:: What to produce ::
All records must be quoted exactly. Omit the pictures.

:: Input records ::
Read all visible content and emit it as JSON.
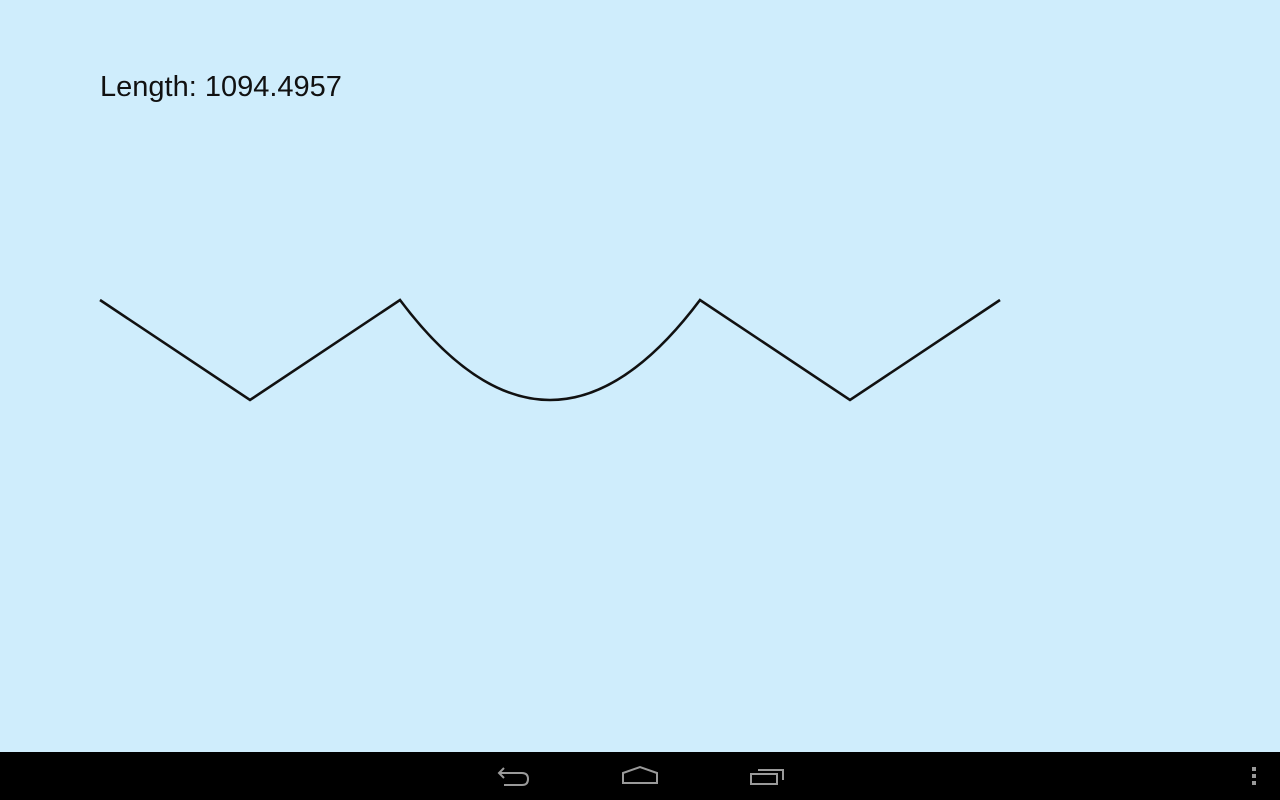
{
  "app": {
    "length_label": "Length: 1094.4957"
  },
  "drawing": {
    "stroke_color": "#111111",
    "background_color": "#cfedfc"
  },
  "navigation": {
    "back_icon": "back-icon",
    "home_icon": "home-icon",
    "recents_icon": "recent-apps-icon",
    "menu_icon": "overflow-menu-icon"
  }
}
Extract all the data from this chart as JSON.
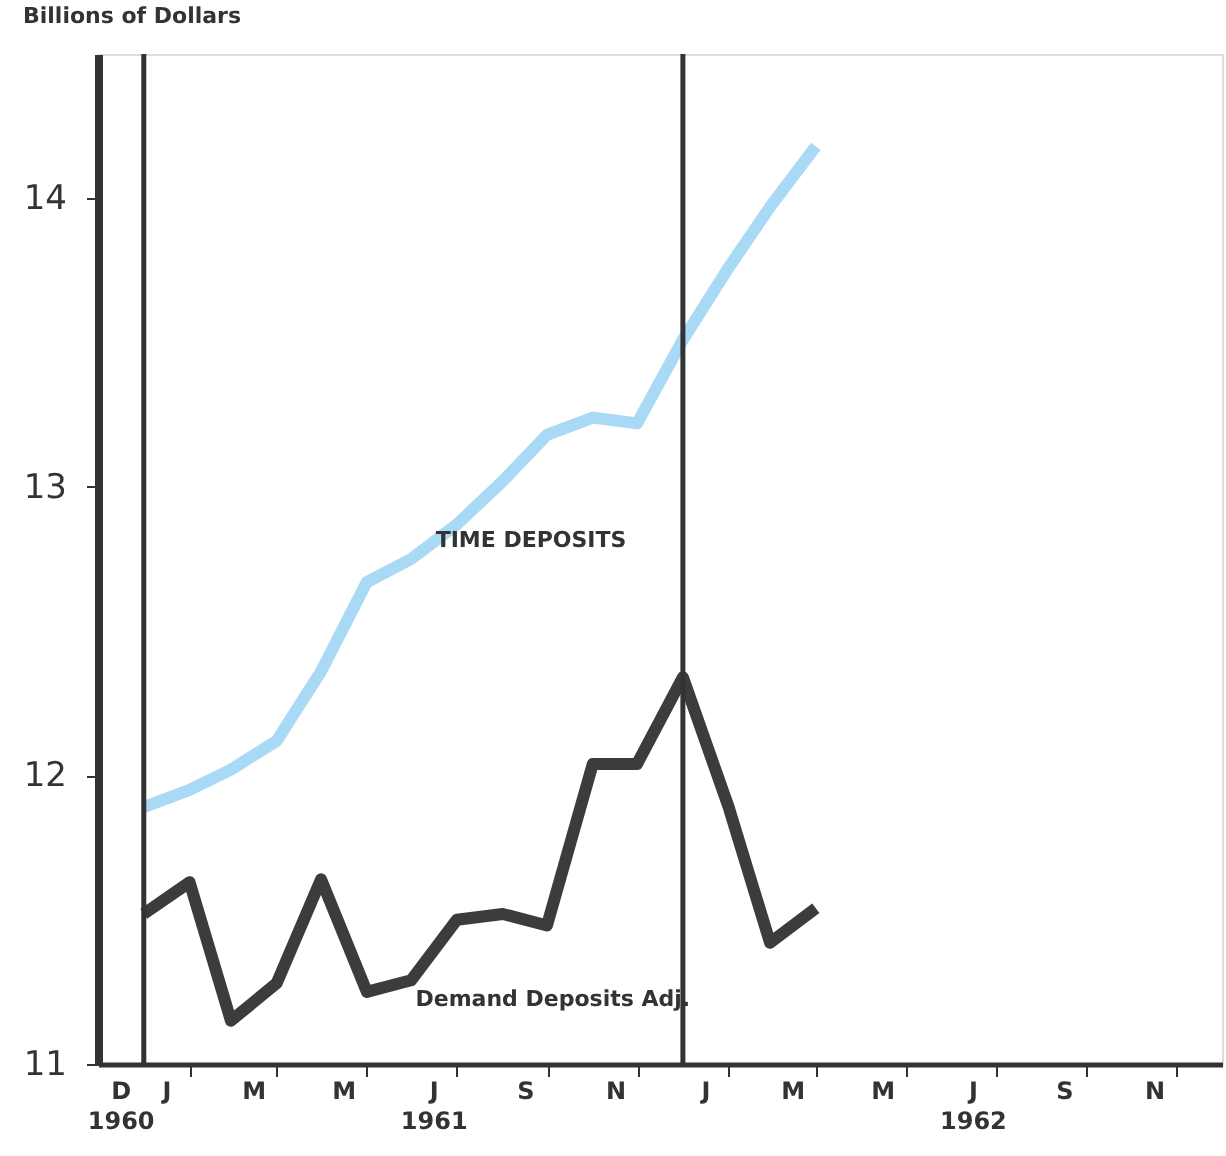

:: Reply ::
Read all visible content and emit it as JSON.
{
  "app": {
    "length_label": "Length: 1094.4957"
  },
  "drawing": {
    "stroke_color": "#111111",
    "background_color": "#cfedfc"
  },
  "navigation": {
    "back_icon": "back-icon",
    "home_icon": "home-icon",
    "recents_icon": "recent-apps-icon",
    "menu_icon": "overflow-menu-icon"
  }
}
Extract all the data from this chart as JSON.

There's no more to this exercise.